**The task**
Please copy out each line of the entries in which "complex" appears.

**The data**
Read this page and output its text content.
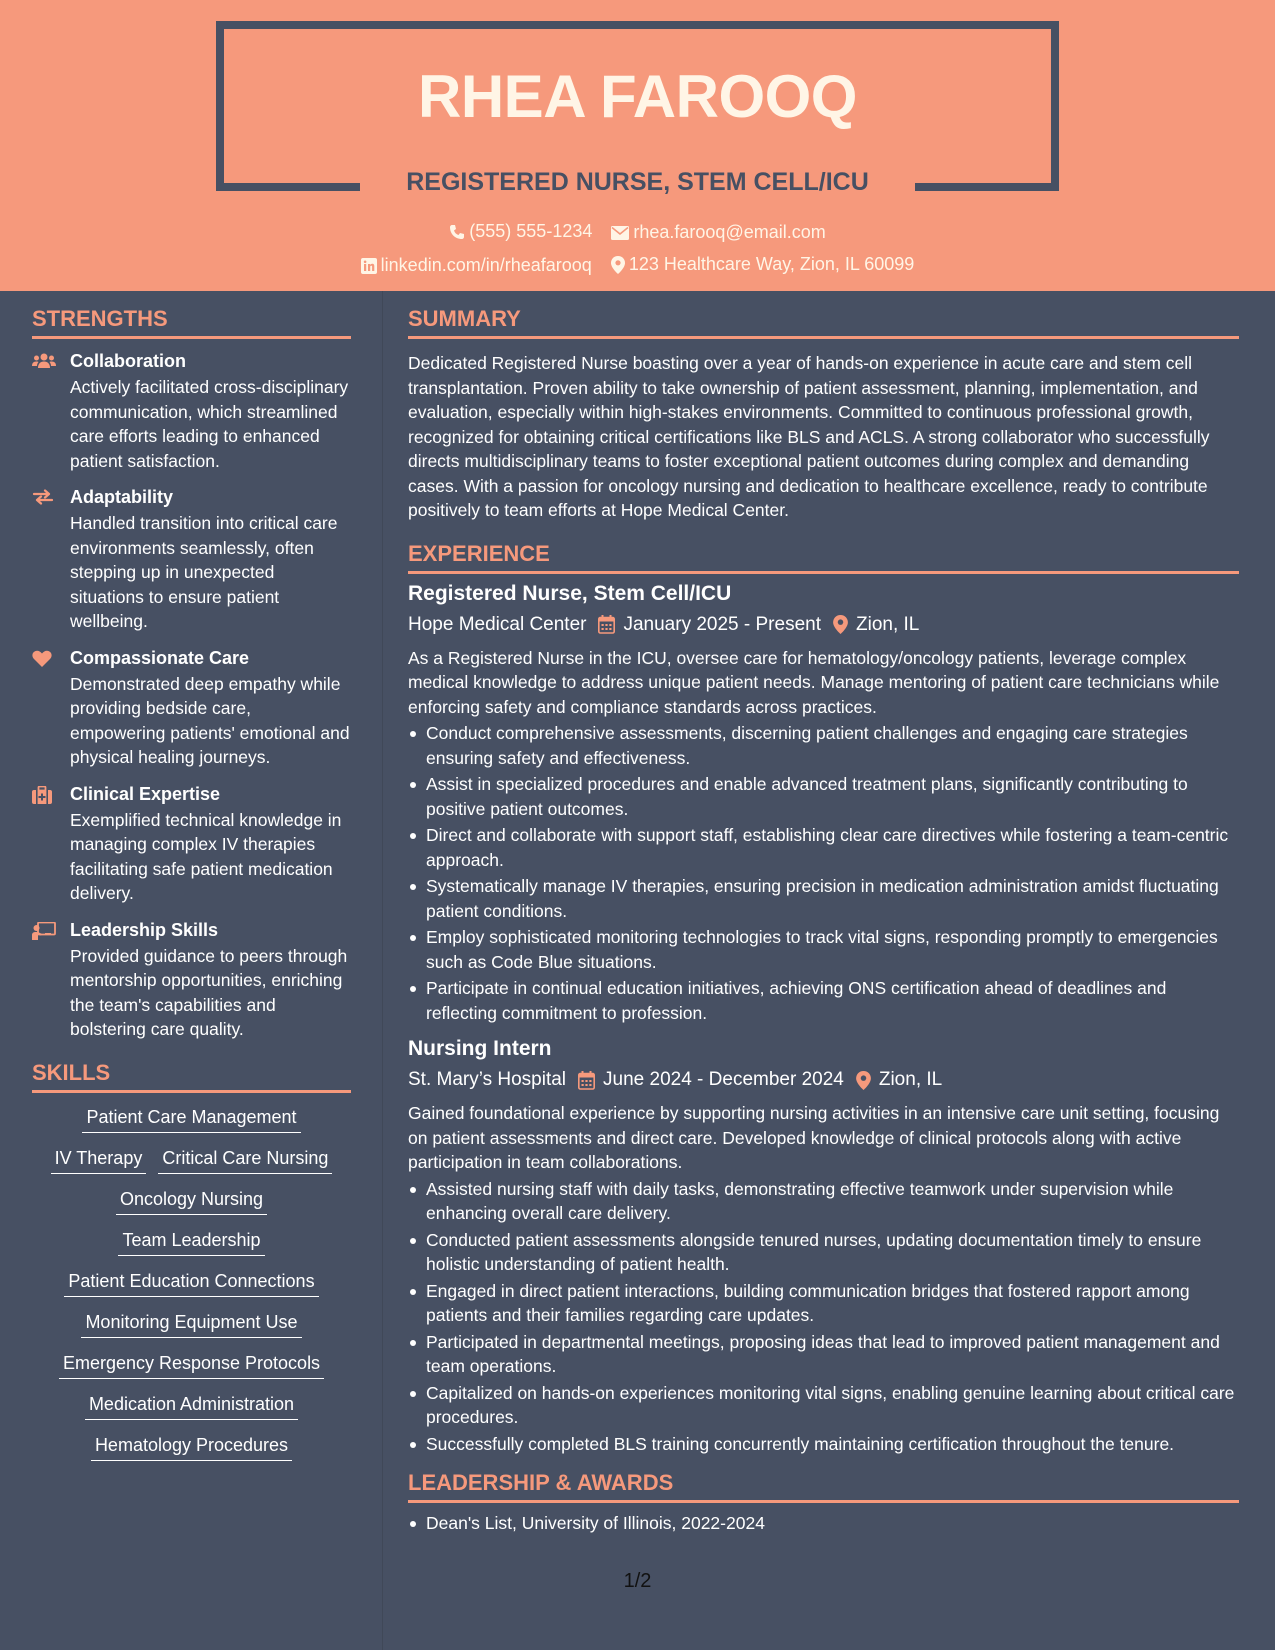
RHEA FAROOQ
REGISTERED NURSE, STEM CELL/ICU
(555) 555-1234
rhea.farooq@email.com
linkedin.com/in/rheafarooq
123 Healthcare Way, Zion, IL 60099
STRENGTHS
Collaboration
Actively facilitated cross-disciplinary communication, which streamlined care efforts leading to enhanced patient satisfaction.
Adaptability
Handled transition into critical care environments seamlessly, often stepping up in unexpected situations to ensure patient wellbeing.
Compassionate Care
Demonstrated deep empathy while providing bedside care, empowering patients' emotional and physical healing journeys.
Clinical Expertise
Exemplified technical knowledge in managing complex IV therapies facilitating safe patient medication delivery.
Leadership Skills
Provided guidance to peers through mentorship opportunities, enriching the team's capabilities and bolstering care quality.
SKILLS
Patient Care Management
IV Therapy Critical Care Nursing
Oncology Nursing
Team Leadership
Patient Education Connections
Monitoring Equipment Use
Emergency Response Protocols
Medication Administration
Hematology Procedures
SUMMARY
Dedicated Registered Nurse boasting over a year of hands-on experience in acute care and stem cell transplantation. Proven ability to take ownership of patient assessment, planning, implementation, and evaluation, especially within high-stakes environments. Committed to continuous professional growth, recognized for obtaining critical certifications like BLS and ACLS. A strong collaborator who successfully directs multidisciplinary teams to foster exceptional patient outcomes during complex and demanding cases. With a passion for oncology nursing and dedication to healthcare excellence, ready to contribute positively to team efforts at Hope Medical Center.
EXPERIENCE
Registered Nurse, Stem Cell/ICU
Hope Medical Center January 2025 - Present Zion, IL
As a Registered Nurse in the ICU, oversee care for hematology/oncology patients, leverage complex medical knowledge to address unique patient needs. Manage mentoring of patient care technicians while enforcing safety and compliance standards across practices.
Conduct comprehensive assessments, discerning patient challenges and engaging care strategies ensuring safety and effectiveness.
Assist in specialized procedures and enable advanced treatment plans, significantly contributing to positive patient outcomes.
Direct and collaborate with support staff, establishing clear care directives while fostering a team-centric approach.
Systematically manage IV therapies, ensuring precision in medication administration amidst fluctuating patient conditions.
Employ sophisticated monitoring technologies to track vital signs, responding promptly to emergencies such as Code Blue situations.
Participate in continual education initiatives, achieving ONS certification ahead of deadlines and reflecting commitment to profession.
Nursing Intern
St. Mary’s Hospital June 2024 - December 2024 Zion, IL
Gained foundational experience by supporting nursing activities in an intensive care unit setting, focusing on patient assessments and direct care. Developed knowledge of clinical protocols along with active participation in team collaborations.
Assisted nursing staff with daily tasks, demonstrating effective teamwork under supervision while enhancing overall care delivery.
Conducted patient assessments alongside tenured nurses, updating documentation timely to ensure holistic understanding of patient health.
Engaged in direct patient interactions, building communication bridges that fostered rapport among patients and their families regarding care updates.
Participated in departmental meetings, proposing ideas that lead to improved patient management and team operations.
Capitalized on hands-on experiences monitoring vital signs, enabling genuine learning about critical care procedures.
Successfully completed BLS training concurrently maintaining certification throughout the tenure.
LEADERSHIP & AWARDS
Dean's List, University of Illinois, 2022-2024
1/2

**Your solution**
Exemplified technical knowledge in managing complex IV therapies facilitating safe patient medication delivery.
Dedicated Registered Nurse boasting over a year of hands-on experience in acute care and stem cell transplantation. Proven ability to take ownership of patient assessment, planning, implementation, and evaluation, especially within high-stakes environments. Committed to continuous professional growth, recognized for obtaining critical certifications like BLS and ACLS. A strong collaborator who successfully directs multidisciplinary teams to foster exceptional patient outcomes during complex and demanding cases. With a passion for oncology nursing and dedication to healthcare excellence, ready to contribute positively to team efforts at Hope Medical Center.
As a Registered Nurse in the ICU, oversee care for hematology/oncology patients, leverage complex medical knowledge to address unique patient needs. Manage mentoring of patient care technicians while enforcing safety and compliance standards across practices.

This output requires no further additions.